• _EXERCISE AIM_
Return only this: the line with "Give me the" and all the lines that follow it below, through the final one, exactly as they are.

-- THE RECORDS start --

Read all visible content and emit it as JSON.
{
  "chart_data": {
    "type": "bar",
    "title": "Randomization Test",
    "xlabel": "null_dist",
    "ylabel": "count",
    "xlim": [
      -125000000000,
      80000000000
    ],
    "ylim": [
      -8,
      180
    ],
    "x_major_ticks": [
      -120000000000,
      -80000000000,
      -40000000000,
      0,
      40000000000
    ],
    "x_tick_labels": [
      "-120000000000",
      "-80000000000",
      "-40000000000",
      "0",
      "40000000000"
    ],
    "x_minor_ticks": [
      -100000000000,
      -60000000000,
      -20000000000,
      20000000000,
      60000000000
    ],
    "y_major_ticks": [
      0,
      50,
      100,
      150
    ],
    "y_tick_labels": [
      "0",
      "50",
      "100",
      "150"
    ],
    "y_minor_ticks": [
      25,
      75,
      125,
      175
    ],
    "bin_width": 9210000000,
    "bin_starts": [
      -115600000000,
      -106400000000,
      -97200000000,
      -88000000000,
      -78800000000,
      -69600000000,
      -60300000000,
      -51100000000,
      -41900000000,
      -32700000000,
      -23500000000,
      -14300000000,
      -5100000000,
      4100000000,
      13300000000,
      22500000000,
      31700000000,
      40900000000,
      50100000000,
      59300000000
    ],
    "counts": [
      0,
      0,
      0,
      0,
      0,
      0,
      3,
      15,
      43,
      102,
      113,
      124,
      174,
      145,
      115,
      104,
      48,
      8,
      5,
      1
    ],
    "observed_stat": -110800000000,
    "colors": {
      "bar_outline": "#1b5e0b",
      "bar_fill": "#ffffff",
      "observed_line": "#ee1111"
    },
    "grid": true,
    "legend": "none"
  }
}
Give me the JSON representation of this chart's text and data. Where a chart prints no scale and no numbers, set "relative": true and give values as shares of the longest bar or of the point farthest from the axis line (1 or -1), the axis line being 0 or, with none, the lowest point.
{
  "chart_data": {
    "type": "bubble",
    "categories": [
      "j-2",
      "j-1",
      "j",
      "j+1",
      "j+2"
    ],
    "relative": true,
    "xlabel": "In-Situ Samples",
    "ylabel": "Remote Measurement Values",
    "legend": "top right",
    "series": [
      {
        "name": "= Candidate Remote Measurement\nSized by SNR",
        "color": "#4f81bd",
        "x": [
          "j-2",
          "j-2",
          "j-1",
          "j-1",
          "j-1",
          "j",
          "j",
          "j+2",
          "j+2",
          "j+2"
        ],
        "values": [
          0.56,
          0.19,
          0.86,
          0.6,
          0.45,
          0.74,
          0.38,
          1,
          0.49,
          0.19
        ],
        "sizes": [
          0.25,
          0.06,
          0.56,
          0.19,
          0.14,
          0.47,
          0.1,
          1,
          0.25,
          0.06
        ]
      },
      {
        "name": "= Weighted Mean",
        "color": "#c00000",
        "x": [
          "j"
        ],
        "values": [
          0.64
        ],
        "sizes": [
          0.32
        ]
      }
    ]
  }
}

-- THE RECORDS end --

• _PROBLEM SOLUTION_
Give me the JSON representation of this chart's text and data. Where a chart prints no scale and no numbers, set "relative": true and give values as shares of the longest bar or of the point farthest from the axis line (1 or -1), the axis line being 0 or, with none, the lowest point.
{
  "chart_data": {
    "type": "bubble",
    "categories": [
      "j-2",
      "j-1",
      "j",
      "j+1",
      "j+2"
    ],
    "relative": true,
    "xlabel": "In-Situ Samples",
    "ylabel": "Remote Measurement Values",
    "legend": "top right",
    "series": [
      {
        "name": "= Candidate Remote Measurement\nSized by SNR",
        "color": "#4f81bd",
        "x": [
          "j-2",
          "j-2",
          "j-1",
          "j-1",
          "j-1",
          "j",
          "j",
          "j+2",
          "j+2",
          "j+2"
        ],
        "values": [
          0.56,
          0.19,
          0.86,
          0.6,
          0.45,
          0.74,
          0.38,
          1,
          0.49,
          0.19
        ],
        "sizes": [
          0.25,
          0.06,
          0.56,
          0.19,
          0.14,
          0.47,
          0.1,
          1,
          0.25,
          0.06
        ]
      },
      {
        "name": "= Weighted Mean",
        "color": "#c00000",
        "x": [
          "j"
        ],
        "values": [
          0.64
        ],
        "sizes": [
          0.32
        ]
      }
    ]
  }
}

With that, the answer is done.